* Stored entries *

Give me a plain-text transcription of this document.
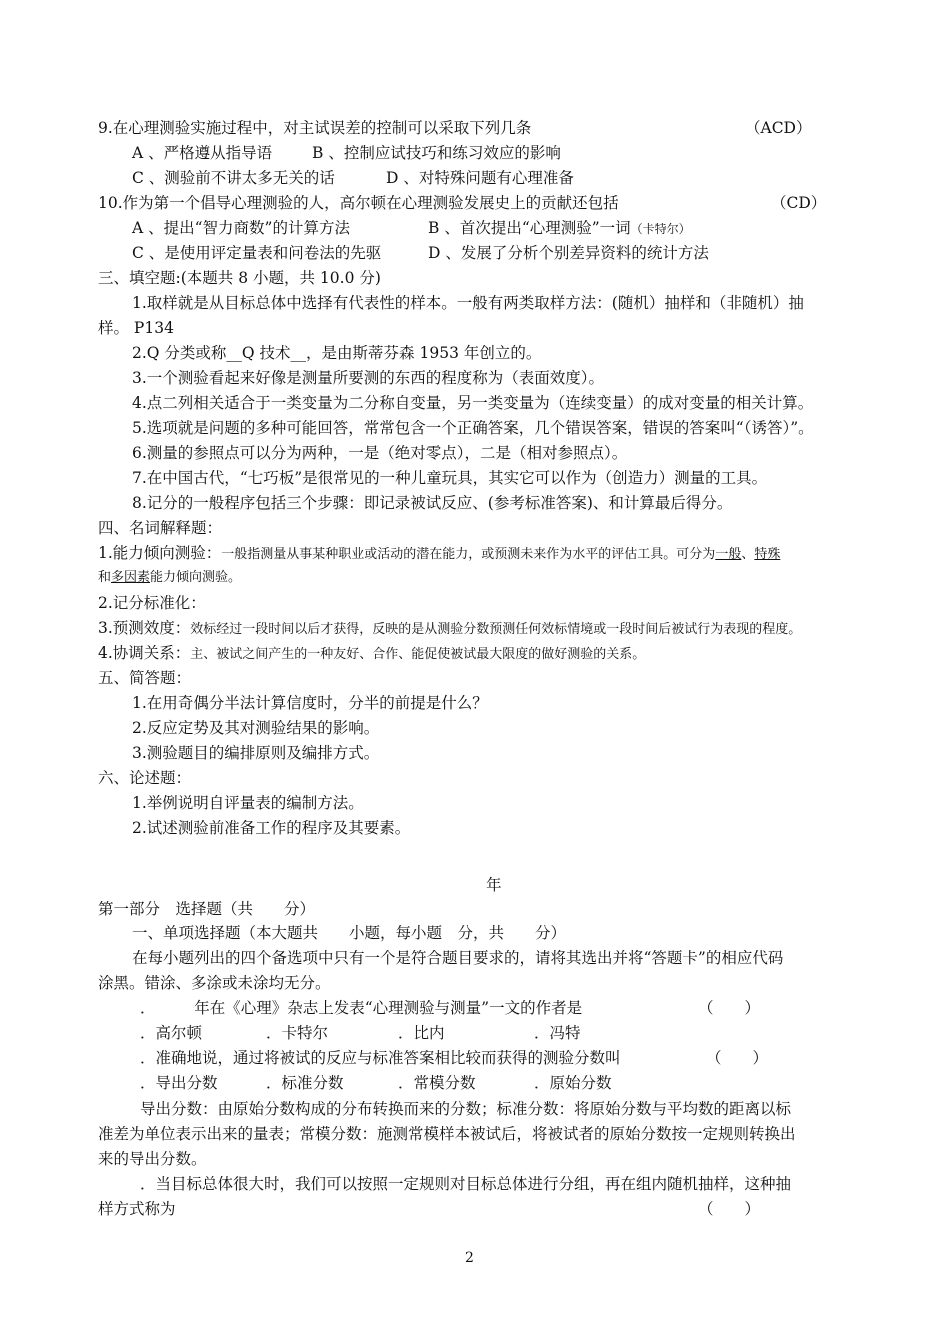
9.在心理测验实施过程中，对主试误差的控制可以采取下列几条	（ACD）
A 、严格遵从指导语	B 、控制应试技巧和练习效应的影响
C 、测验前不讲太多无关的话	D 、对特殊问题有心理准备
10.作为第一个倡导心理测验的人，高尔顿在心理测验发展史上的贡献还包括	（CD）
A 、提出“智力商数”的计算方法	B 、首次提出“心理测验”一词（卡特尔）
C 、是使用评定量表和问卷法的先驱	D 、发展了分析个别差异资料的统计方法
三、填空题:(本题共 8 小题，共 10.0 分)
1.取样就是从目标总体中选择有代表性的样本。一般有两类取样方法：(随机）抽样和（非随机）抽
样。 P134
2.Q 分类或称__Q 技术__，是由斯蒂芬森 1953 年创立的。
3.一个测验看起来好像是测量所要测的东西的程度称为（表面效度）。
4.点二列相关适合于一类变量为二分称自变量，另一类变量为（连续变量）的成对变量的相关计算。
5.选项就是问题的多种可能回答，常常包含一个正确答案，几个错误答案，错误的答案叫“（诱答）”。
6.测量的参照点可以分为两种，一是（绝对零点），二是（相对参照点）。
7.在中国古代，“七巧板”是很常见的一种儿童玩具，其实它可以作为（创造力）测量的工具。
8.记分的一般程序包括三个步骤：即记录被试反应、(参考标准答案)、和计算最后得分。
四、名词解释题：
1.能力倾向测验：一般指测量从事某种职业或活动的潜在能力，或预测未来作为水平的评估工具。可分为一般、特殊
和多因素能力倾向测验。
2.记分标准化：
3.预测效度：效标经过一段时间以后才获得，反映的是从测验分数预测任何效标情境或一段时间后被试行为表现的程度。
4.协调关系：主、被试之间产生的一种友好、合作、能促使被试最大限度的做好测验的关系。
五、简答题：
1.在用奇偶分半法计算信度时，分半的前提是什么？
2.反应定势及其对测验结果的影响。
3.测验题目的编排原则及编排方式。
六、论述题：
1.举例说明自评量表的编制方法。
2.试述测验前准备工作的程序及其要素。
年
第一部分　选择题（共　　分）
一、单项选择题（本大题共　　小题，每小题　分，共　　分）
在每小题列出的四个备选项中只有一个是符合题目要求的，请将其选出并将“答题卡”的相应代码
涂黑。错涂、多涂或未涂均无分。
．　　　年在《心理》杂志上发表“心理测验与测量”一文的作者是	（　　）
．高尔顿	．卡特尔	．比内	．冯特
．准确地说，通过将被试的反应与标准答案相比较而获得的测验分数叫	（　　）
．导出分数	．标准分数	．常模分数	．原始分数
导出分数：由原始分数构成的分布转换而来的分数；标准分数：将原始分数与平均数的距离以标
准差为单位表示出来的量表；常模分数：施测常模样本被试后，将被试者的原始分数按一定规则转换出
来的导出分数。
．当目标总体很大时，我们可以按照一定规则对目标总体进行分组，再在组内随机抽样，这种抽
样方式称为	（　　）
2
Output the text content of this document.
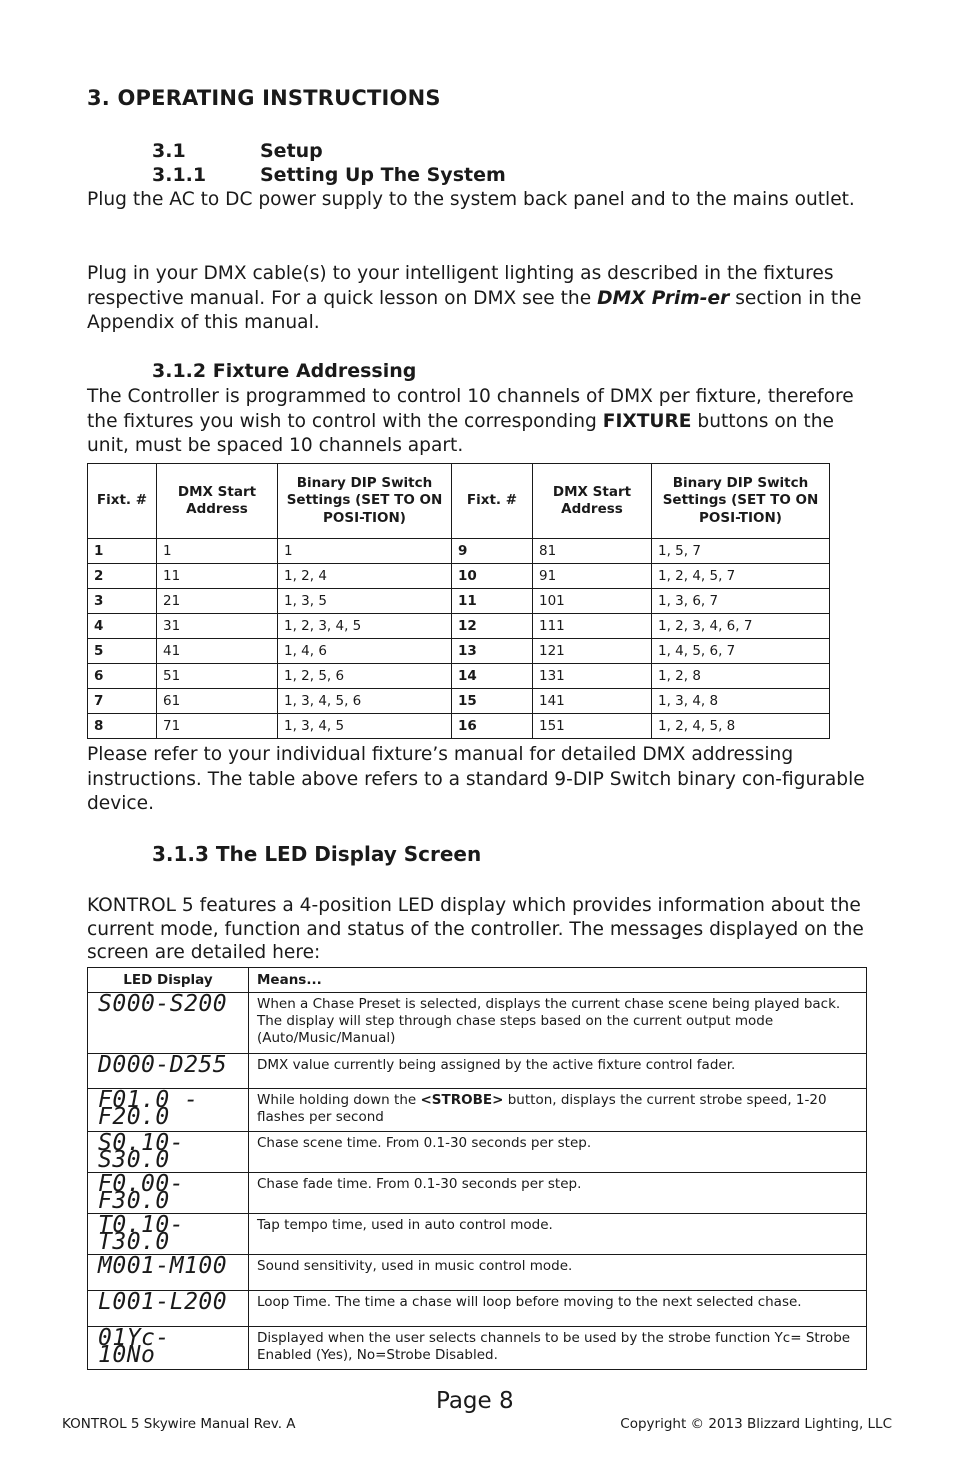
3. OPERATING INSTRUCTIONS
3.1	Setup
3.1.1	Setting Up The System
Plug the AC to DC power supply to the system back panel and to the mains outlet.
Plug in your DMX cable(s) to your intelligent lighting as described in the fixtures respective manual. For a quick lesson on DMX see the DMX Prim-er section in the Appendix of this manual.
3.1.2 Fixture Addressing
The Controller is programmed to control 10 channels of DMX per fixture, therefore the fixtures you wish to control with the corresponding FIXTURE buttons on the unit, must be spaced 10 channels apart.
Fixt. #	DMX Start Address	Binary DIP Switch Settings (SET TO ON POSI-TION)	Fixt. #	DMX Start Address	Binary DIP Switch Settings (SET TO ON POSI-TION)
1	1	1	9	81	1, 5, 7
2	11	1, 2, 4	10	91	1, 2, 4, 5, 7
3	21	1, 3, 5	11	101	1, 3, 6, 7
4	31	1, 2, 3, 4, 5	12	111	1, 2, 3, 4, 6, 7
5	41	1, 4, 6	13	121	1, 4, 5, 6, 7
6	51	1, 2, 5, 6	14	131	1, 2, 8
7	61	1, 3, 4, 5, 6	15	141	1, 3, 4, 8
8	71	1, 3, 4, 5	16	151	1, 2, 4, 5, 8
Please refer to your individual fixture’s manual for detailed DMX addressing instructions. The table above refers to a standard 9-DIP Switch binary con-figurable device.
3.1.3 The LED Display Screen
KONTROL 5 features a 4-position LED display which provides information about the current mode, function and status of the controller. The messages displayed on the screen are detailed here:
LED Display	Means...
S000-S200	When a Chase Preset is selected, displays the current chase scene being played back. The display will step through chase steps based on the current output mode (Auto/Music/Manual)
D000-D255	DMX value currently being assigned by the active fixture control fader.
F01.0 - F20.0	While holding down the <STROBE> button, displays the current strobe speed, 1-20 flashes per second
S0.10-S30.0	Chase scene time. From 0.1-30 seconds per step.
F0.00-F30.0	Chase fade time. From 0.1-30 seconds per step.
T0.10-T30.0	Tap tempo time, used in auto control mode.
M001-M100	Sound sensitivity, used in music control mode.
L001-L200	Loop Time. The time a chase will loop before moving to the next selected chase.
01Yc- 10No	Displayed when the user selects channels to be used by the strobe function Yc= Strobe Enabled (Yes), No=Strobe Disabled.
Page 8
KONTROL 5 Skywire Manual Rev. A	Copyright © 2013 Blizzard Lighting, LLC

* OBJECTIVE *
Write out each line again precisely as it appears, skipping every picture.

* EXERCISE SOLUTION *
Give me a plain-text transcription of this document.
9.在心理测验实施过程中，对主试误差的控制可以采取下列几条	（ACD）
A 、严格遵从指导语	B 、控制应试技巧和练习效应的影响
C 、测验前不讲太多无关的话	D 、对特殊问题有心理准备
10.作为第一个倡导心理测验的人，高尔顿在心理测验发展史上的贡献还包括	（CD）
A 、提出“智力商数”的计算方法	B 、首次提出“心理测验”一词（卡特尔）
C 、是使用评定量表和问卷法的先驱	D 、发展了分析个别差异资料的统计方法
三、填空题:(本题共 8 小题，共 10.0 分)
1.取样就是从目标总体中选择有代表性的样本。一般有两类取样方法：(随机）抽样和（非随机）抽
样。 P134
2.Q 分类或称__Q 技术__，是由斯蒂芬森 1953 年创立的。
3.一个测验看起来好像是测量所要测的东西的程度称为（表面效度）。
4.点二列相关适合于一类变量为二分称自变量，另一类变量为（连续变量）的成对变量的相关计算。
5.选项就是问题的多种可能回答，常常包含一个正确答案，几个错误答案，错误的答案叫“（诱答）”。
6.测量的参照点可以分为两种，一是（绝对零点），二是（相对参照点）。
7.在中国古代，“七巧板”是很常见的一种儿童玩具，其实它可以作为（创造力）测量的工具。
8.记分的一般程序包括三个步骤：即记录被试反应、(参考标准答案)、和计算最后得分。
四、名词解释题：
1.能力倾向测验：一般指测量从事某种职业或活动的潜在能力，或预测未来作为水平的评估工具。可分为一般、特殊
和多因素能力倾向测验。
2.记分标准化：
3.预测效度：效标经过一段时间以后才获得，反映的是从测验分数预测任何效标情境或一段时间后被试行为表现的程度。
4.协调关系：主、被试之间产生的一种友好、合作、能促使被试最大限度的做好测验的关系。
五、简答题：
1.在用奇偶分半法计算信度时，分半的前提是什么？
2.反应定势及其对测验结果的影响。
3.测验题目的编排原则及编排方式。
六、论述题：
1.举例说明自评量表的编制方法。
2.试述测验前准备工作的程序及其要素。
年
第一部分　选择题（共　　分）
一、单项选择题（本大题共　　小题，每小题　分，共　　分）
在每小题列出的四个备选项中只有一个是符合题目要求的，请将其选出并将“答题卡”的相应代码
涂黑。错涂、多涂或未涂均无分。
．　　　年在《心理》杂志上发表“心理测验与测量”一文的作者是	（　　）
．高尔顿	．卡特尔	．比内	．冯特
．准确地说，通过将被试的反应与标准答案相比较而获得的测验分数叫	（　　）
．导出分数	．标准分数	．常模分数	．原始分数
导出分数：由原始分数构成的分布转换而来的分数；标准分数：将原始分数与平均数的距离以标
准差为单位表示出来的量表；常模分数：施测常模样本被试后，将被试者的原始分数按一定规则转换出
来的导出分数。
．当目标总体很大时，我们可以按照一定规则对目标总体进行分组，再在组内随机抽样，这种抽
样方式称为	（　　）
2
Output the text content of this document.
3. OPERATING INSTRUCTIONS
3.1	Setup
3.1.1	Setting Up The System
Plug the AC to DC power supply to the system back panel and to the mains outlet.
Plug in your DMX cable(s) to your intelligent lighting as described in the fixtures respective manual. For a quick lesson on DMX see the DMX Prim-er section in the Appendix of this manual.
3.1.2 Fixture Addressing
The Controller is programmed to control 10 channels of DMX per fixture, therefore the fixtures you wish to control with the corresponding FIXTURE buttons on the unit, must be spaced 10 channels apart.
Fixt. #	DMX Start Address	Binary DIP Switch Settings (SET TO ON POSI-TION)	Fixt. #	DMX Start Address	Binary DIP Switch Settings (SET TO ON POSI-TION)
1	1	1	9	81	1, 5, 7
2	11	1, 2, 4	10	91	1, 2, 4, 5, 7
3	21	1, 3, 5	11	101	1, 3, 6, 7
4	31	1, 2, 3, 4, 5	12	111	1, 2, 3, 4, 6, 7
5	41	1, 4, 6	13	121	1, 4, 5, 6, 7
6	51	1, 2, 5, 6	14	131	1, 2, 8
7	61	1, 3, 4, 5, 6	15	141	1, 3, 4, 8
8	71	1, 3, 4, 5	16	151	1, 2, 4, 5, 8
Please refer to your individual fixture’s manual for detailed DMX addressing instructions. The table above refers to a standard 9-DIP Switch binary con-figurable device.
3.1.3 The LED Display Screen
KONTROL 5 features a 4-position LED display which provides information about the current mode, function and status of the controller. The messages displayed on the screen are detailed here:
LED Display	Means...
S000-S200	When a Chase Preset is selected, displays the current chase scene being played back. The display will step through chase steps based on the current output mode (Auto/Music/Manual)
D000-D255	DMX value currently being assigned by the active fixture control fader.
F01.0 - F20.0	While holding down the <STROBE> button, displays the current strobe speed, 1-20 flashes per second
S0.10-S30.0	Chase scene time. From 0.1-30 seconds per step.
F0.00-F30.0	Chase fade time. From 0.1-30 seconds per step.
T0.10-T30.0	Tap tempo time, used in auto control mode.
M001-M100	Sound sensitivity, used in music control mode.
L001-L200	Loop Time. The time a chase will loop before moving to the next selected chase.
01Yc- 10No	Displayed when the user selects channels to be used by the strobe function Yc= Strobe Enabled (Yes), No=Strobe Disabled.
Page 8
KONTROL 5 Skywire Manual Rev. A	Copyright © 2013 Blizzard Lighting, LLC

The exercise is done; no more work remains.